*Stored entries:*
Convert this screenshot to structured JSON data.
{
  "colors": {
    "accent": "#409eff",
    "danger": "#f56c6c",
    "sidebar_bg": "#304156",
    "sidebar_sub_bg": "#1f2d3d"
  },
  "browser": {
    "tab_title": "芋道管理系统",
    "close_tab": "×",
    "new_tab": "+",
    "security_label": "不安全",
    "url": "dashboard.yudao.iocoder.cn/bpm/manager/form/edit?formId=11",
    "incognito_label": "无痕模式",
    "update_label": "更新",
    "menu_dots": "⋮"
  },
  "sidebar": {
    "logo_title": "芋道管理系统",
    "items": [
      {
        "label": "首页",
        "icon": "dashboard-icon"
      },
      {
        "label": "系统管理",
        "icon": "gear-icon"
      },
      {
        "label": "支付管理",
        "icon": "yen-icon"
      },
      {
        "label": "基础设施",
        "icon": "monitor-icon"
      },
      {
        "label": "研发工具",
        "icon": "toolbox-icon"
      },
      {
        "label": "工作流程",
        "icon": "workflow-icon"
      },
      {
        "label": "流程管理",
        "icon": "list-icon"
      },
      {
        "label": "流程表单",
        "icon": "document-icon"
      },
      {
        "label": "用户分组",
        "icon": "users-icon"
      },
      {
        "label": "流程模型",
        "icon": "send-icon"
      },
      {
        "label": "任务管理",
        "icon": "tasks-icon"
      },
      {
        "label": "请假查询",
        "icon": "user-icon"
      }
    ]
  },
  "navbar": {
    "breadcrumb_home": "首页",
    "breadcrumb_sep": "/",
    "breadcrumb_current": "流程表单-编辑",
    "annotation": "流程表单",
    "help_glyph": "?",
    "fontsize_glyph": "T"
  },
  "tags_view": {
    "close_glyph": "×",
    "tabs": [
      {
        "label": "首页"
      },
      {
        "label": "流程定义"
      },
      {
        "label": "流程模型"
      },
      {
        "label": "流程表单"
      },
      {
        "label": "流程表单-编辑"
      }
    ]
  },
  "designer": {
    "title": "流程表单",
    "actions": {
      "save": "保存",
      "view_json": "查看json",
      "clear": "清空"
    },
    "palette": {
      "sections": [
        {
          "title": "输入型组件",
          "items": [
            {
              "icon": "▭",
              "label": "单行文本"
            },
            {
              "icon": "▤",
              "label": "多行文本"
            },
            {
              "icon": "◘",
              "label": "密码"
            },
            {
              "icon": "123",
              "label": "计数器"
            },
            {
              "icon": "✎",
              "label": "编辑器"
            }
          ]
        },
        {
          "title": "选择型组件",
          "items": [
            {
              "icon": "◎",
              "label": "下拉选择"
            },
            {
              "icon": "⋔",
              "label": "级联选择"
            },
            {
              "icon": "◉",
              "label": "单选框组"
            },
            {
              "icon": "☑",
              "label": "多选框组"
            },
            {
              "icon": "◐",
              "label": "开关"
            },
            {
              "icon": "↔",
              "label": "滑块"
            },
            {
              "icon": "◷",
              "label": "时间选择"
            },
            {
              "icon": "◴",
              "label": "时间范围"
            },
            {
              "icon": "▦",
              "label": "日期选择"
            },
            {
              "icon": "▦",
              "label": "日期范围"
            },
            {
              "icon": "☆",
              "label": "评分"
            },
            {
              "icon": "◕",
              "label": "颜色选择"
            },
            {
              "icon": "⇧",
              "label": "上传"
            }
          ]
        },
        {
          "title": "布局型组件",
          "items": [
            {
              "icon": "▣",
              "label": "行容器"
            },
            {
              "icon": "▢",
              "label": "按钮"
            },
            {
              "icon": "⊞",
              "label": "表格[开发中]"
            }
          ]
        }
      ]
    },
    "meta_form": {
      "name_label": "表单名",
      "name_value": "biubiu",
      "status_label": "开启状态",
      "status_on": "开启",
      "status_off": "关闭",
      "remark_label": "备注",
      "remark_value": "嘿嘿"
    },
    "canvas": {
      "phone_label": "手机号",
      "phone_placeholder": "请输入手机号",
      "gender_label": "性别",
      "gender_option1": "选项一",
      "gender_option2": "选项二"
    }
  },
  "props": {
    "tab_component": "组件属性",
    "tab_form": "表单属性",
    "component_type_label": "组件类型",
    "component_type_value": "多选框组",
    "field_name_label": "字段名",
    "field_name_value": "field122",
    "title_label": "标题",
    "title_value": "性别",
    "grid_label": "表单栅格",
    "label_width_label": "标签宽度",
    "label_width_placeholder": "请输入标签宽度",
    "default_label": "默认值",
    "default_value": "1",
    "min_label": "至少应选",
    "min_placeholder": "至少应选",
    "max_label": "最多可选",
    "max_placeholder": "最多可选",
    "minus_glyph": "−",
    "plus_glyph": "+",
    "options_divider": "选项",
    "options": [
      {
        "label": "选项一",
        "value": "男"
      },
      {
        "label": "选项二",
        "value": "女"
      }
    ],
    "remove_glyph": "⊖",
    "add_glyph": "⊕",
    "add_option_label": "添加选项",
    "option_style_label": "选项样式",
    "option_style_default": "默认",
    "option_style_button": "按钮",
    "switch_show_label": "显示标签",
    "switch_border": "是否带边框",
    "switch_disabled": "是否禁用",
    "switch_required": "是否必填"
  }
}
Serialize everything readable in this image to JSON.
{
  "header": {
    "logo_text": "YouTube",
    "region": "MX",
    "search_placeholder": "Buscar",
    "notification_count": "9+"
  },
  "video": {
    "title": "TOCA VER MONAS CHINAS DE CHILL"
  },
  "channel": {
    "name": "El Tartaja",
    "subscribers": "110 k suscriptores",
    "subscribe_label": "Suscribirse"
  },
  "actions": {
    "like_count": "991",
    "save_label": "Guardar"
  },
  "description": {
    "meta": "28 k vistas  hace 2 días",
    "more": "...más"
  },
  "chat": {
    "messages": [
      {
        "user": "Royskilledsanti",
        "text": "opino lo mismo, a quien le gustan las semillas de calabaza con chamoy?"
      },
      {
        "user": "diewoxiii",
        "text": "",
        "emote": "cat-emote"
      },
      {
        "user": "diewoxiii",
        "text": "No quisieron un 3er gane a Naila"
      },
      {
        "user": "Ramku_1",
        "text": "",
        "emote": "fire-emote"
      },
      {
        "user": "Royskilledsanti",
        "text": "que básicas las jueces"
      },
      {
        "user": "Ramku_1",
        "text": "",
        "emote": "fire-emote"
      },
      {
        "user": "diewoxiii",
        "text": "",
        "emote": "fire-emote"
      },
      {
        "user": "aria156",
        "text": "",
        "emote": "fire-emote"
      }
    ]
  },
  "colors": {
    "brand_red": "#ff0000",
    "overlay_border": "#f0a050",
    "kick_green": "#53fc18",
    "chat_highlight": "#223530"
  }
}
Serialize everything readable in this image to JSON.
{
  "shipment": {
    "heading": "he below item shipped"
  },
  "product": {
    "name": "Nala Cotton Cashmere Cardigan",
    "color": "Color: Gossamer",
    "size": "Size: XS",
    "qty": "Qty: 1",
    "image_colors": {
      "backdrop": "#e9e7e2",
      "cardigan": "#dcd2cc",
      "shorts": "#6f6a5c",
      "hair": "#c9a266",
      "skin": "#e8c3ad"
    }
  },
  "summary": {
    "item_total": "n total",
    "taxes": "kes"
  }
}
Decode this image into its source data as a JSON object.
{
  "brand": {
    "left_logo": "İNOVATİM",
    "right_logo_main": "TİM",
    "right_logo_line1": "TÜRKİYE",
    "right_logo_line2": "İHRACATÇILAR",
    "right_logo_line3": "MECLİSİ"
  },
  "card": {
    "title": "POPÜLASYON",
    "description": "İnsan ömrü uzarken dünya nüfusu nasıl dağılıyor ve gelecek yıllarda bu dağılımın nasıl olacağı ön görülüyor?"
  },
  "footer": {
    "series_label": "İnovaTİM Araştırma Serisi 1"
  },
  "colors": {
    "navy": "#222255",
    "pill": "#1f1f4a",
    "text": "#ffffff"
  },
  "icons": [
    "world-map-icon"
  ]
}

*Task objective:* Report how many lines in the entries hold the string "this". Nothing but the number is wanted.

*Full solution:* 4